INPUT ROWS:

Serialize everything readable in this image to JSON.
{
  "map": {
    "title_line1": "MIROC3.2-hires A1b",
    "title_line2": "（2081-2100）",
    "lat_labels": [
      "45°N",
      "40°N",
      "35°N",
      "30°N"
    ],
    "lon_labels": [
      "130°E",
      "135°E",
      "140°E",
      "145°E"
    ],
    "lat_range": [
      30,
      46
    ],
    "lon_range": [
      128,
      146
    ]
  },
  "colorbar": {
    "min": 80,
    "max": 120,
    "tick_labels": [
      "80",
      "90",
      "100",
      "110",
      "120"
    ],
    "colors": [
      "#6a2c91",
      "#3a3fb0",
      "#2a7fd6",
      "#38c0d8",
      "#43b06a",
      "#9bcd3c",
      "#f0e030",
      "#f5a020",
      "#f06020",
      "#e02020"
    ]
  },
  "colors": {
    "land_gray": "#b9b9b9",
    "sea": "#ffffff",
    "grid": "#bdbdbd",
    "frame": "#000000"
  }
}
--
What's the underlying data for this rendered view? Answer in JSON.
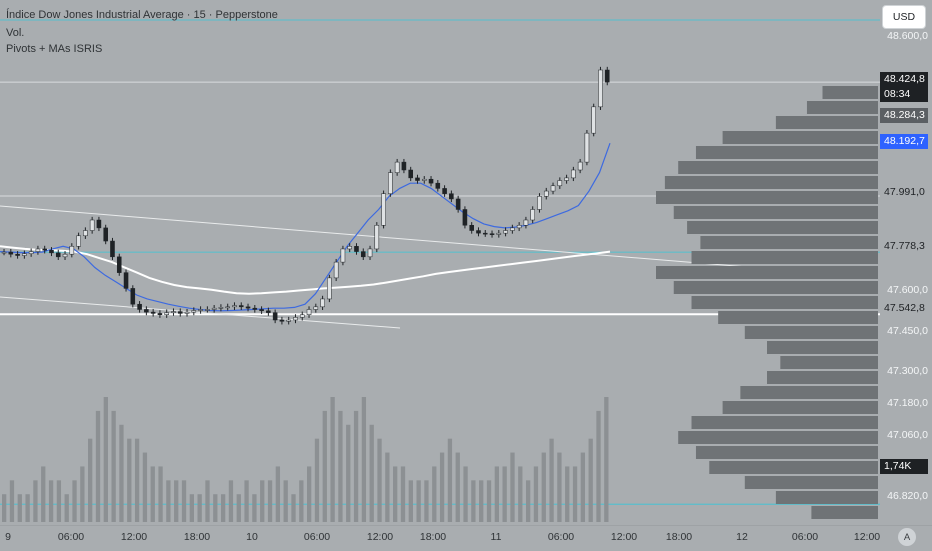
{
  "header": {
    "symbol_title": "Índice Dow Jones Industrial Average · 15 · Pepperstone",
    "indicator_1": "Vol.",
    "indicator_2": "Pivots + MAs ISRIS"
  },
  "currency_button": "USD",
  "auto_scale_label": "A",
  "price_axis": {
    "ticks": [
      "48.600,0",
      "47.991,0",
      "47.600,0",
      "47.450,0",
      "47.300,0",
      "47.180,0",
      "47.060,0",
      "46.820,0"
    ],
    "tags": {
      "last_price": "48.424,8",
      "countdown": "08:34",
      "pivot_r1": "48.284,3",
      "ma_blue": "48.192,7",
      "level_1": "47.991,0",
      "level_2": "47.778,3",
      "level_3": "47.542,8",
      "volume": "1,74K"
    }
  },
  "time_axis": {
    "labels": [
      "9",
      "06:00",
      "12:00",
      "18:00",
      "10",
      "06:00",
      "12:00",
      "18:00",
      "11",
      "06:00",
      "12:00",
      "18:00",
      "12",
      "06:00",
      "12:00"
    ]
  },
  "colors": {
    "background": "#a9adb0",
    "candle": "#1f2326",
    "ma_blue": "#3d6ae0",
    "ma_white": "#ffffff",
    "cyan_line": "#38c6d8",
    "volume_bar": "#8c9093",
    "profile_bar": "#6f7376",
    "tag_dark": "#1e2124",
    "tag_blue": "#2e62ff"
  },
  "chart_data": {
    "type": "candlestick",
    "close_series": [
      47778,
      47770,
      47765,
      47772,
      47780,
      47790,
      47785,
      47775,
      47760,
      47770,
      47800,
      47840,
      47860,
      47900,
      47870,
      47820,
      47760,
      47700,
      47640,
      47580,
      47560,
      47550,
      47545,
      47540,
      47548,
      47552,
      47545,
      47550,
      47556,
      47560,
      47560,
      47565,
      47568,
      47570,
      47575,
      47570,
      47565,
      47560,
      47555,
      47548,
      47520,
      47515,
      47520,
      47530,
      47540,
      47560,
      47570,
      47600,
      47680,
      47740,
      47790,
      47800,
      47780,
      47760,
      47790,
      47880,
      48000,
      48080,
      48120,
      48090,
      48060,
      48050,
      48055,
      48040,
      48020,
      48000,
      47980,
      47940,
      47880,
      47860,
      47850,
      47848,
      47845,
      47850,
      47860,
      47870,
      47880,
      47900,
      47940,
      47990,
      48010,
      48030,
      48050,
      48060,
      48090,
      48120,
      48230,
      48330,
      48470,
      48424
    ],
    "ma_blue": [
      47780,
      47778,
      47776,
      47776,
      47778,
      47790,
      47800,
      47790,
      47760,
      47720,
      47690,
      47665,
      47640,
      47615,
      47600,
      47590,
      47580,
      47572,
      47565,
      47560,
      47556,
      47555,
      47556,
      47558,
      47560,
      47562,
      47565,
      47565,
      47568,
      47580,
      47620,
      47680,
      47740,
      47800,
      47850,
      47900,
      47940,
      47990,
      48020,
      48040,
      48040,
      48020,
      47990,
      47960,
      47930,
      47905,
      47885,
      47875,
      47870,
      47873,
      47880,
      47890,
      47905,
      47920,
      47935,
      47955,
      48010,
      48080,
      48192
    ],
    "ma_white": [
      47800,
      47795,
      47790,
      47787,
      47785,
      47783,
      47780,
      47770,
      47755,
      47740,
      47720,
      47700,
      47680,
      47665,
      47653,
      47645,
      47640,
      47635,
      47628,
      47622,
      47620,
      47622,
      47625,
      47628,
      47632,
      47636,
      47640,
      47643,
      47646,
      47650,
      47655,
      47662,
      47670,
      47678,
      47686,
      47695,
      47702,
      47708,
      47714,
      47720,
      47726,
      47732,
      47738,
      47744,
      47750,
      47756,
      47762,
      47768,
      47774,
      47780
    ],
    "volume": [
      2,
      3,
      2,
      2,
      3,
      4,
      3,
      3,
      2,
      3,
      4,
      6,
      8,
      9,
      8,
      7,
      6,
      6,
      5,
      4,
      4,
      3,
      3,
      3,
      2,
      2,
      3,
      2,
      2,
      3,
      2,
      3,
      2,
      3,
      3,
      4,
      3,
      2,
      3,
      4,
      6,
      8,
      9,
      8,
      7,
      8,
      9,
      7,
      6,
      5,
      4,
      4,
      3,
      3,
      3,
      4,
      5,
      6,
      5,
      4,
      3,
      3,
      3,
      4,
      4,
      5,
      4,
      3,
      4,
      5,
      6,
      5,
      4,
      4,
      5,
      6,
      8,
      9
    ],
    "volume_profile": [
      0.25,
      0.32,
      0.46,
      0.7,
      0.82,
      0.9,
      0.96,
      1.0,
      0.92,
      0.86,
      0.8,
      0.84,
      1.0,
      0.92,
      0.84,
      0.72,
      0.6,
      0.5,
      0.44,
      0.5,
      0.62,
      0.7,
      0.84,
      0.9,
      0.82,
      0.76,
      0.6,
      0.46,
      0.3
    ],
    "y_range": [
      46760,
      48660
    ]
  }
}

WRITTEN TASK: Which lines contain the word "this"? Copy each of them.

EXPECTED ANSWER:
Serialize everything readable in this image to JSON.
What's the underlying data for this rendered view? Answer in JSON.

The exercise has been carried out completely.